[Data entries]
* * * * * * * * *
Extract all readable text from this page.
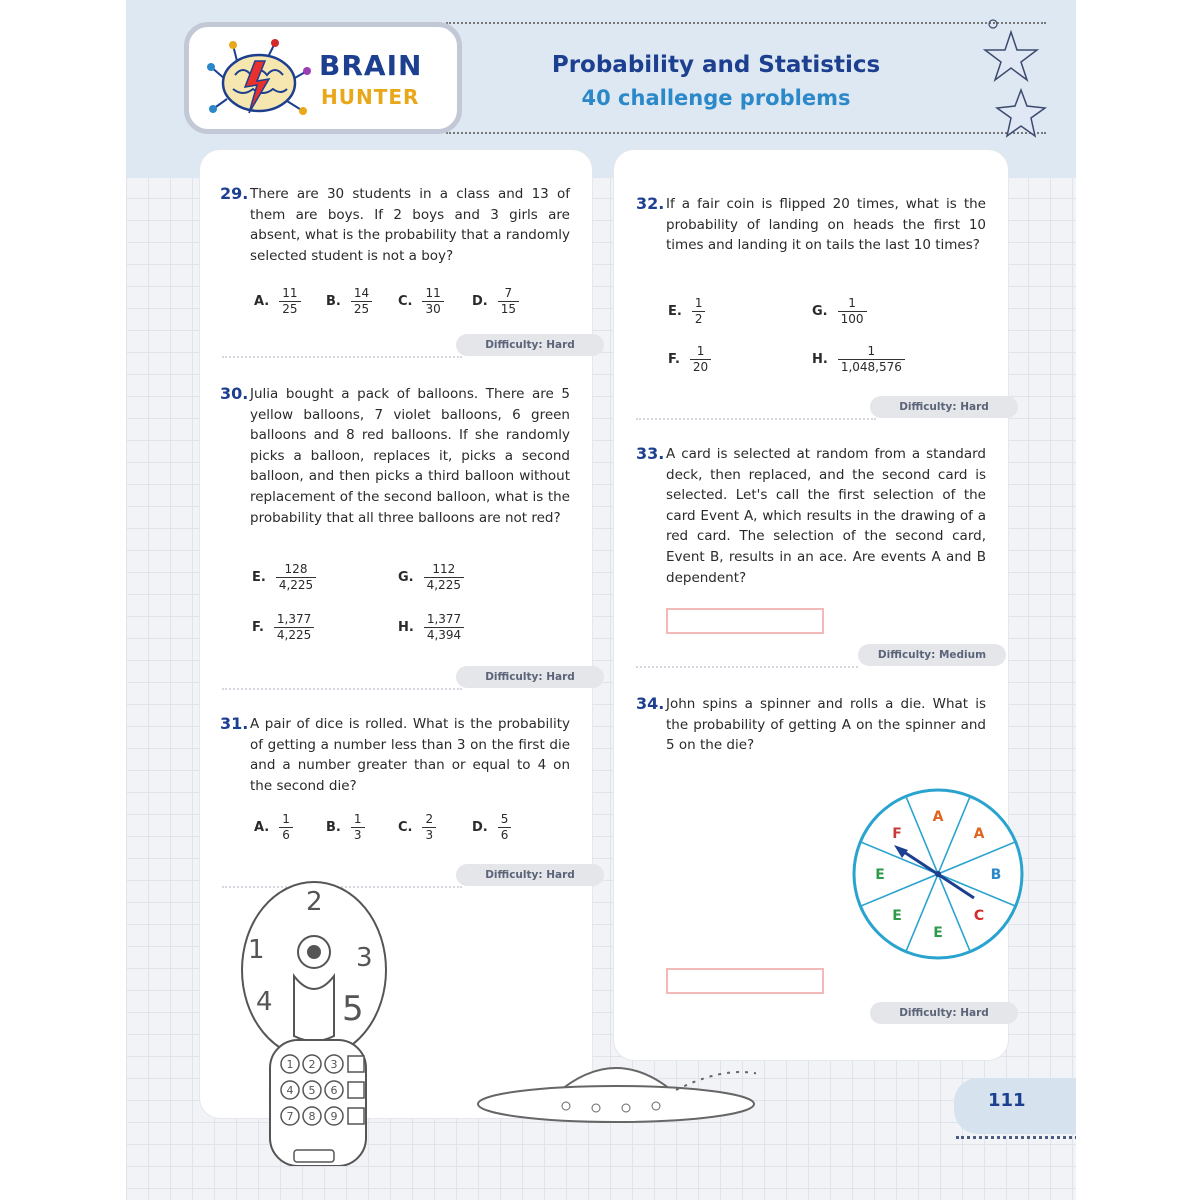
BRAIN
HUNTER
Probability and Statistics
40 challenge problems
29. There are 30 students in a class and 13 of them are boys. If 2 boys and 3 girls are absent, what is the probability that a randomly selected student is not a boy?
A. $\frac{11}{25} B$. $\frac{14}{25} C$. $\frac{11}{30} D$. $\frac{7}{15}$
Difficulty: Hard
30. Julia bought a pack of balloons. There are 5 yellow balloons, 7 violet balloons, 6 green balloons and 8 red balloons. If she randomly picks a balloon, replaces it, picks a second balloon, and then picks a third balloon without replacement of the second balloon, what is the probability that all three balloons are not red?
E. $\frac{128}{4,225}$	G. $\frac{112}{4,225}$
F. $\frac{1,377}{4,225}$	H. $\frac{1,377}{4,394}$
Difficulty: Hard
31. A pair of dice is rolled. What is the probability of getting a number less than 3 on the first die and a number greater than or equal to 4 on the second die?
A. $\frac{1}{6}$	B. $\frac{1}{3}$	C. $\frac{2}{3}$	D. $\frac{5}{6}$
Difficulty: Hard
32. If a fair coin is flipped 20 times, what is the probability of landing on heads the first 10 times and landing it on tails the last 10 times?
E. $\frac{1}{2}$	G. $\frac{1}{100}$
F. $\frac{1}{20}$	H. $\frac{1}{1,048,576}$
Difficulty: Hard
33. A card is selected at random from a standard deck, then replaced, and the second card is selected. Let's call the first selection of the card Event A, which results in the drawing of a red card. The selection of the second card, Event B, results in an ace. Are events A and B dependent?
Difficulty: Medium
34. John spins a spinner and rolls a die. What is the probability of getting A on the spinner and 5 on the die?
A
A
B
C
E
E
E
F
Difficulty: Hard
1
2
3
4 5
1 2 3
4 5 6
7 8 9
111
* * * * * * * * *
**EXERCISE:**
Write out each line again precisely as it appears, skipping every picture.

**SOLUTION TO THE EXERCISE:**
Extract all readable text from this page.
BRAIN
HUNTER
Probability and Statistics
40 challenge problems
29. There are 30 students in a class and 13 of them are boys. If 2 boys and 3 girls are absent, what is the probability that a randomly selected student is not a boy?
A. $\frac{11}{25} B$. $\frac{14}{25} C$. $\frac{11}{30} D$. $\frac{7}{15}$
Difficulty: Hard
30. Julia bought a pack of balloons. There are 5 yellow balloons, 7 violet balloons, 6 green balloons and 8 red balloons. If she randomly picks a balloon, replaces it, picks a second balloon, and then picks a third balloon without replacement of the second balloon, what is the probability that all three balloons are not red?
E. $\frac{128}{4,225}$	G. $\frac{112}{4,225}$
F. $\frac{1,377}{4,225}$	H. $\frac{1,377}{4,394}$
Difficulty: Hard
31. A pair of dice is rolled. What is the probability of getting a number less than 3 on the first die and a number greater than or equal to 4 on the second die?
A. $\frac{1}{6}$	B. $\frac{1}{3}$	C. $\frac{2}{3}$	D. $\frac{5}{6}$
Difficulty: Hard
32. If a fair coin is flipped 20 times, what is the probability of landing on heads the first 10 times and landing it on tails the last 10 times?
E. $\frac{1}{2}$	G. $\frac{1}{100}$
F. $\frac{1}{20}$	H. $\frac{1}{1,048,576}$
Difficulty: Hard
33. A card is selected at random from a standard deck, then replaced, and the second card is selected. Let's call the first selection of the card Event A, which results in the drawing of a red card. The selection of the second card, Event B, results in an ace. Are events A and B dependent?
Difficulty: Medium
34. John spins a spinner and rolls a die. What is the probability of getting A on the spinner and 5 on the die?
A
A
B
C
E
E
E
F
Difficulty: Hard
1
2
3
4 5
1 2 3
4 5 6
7 8 9
111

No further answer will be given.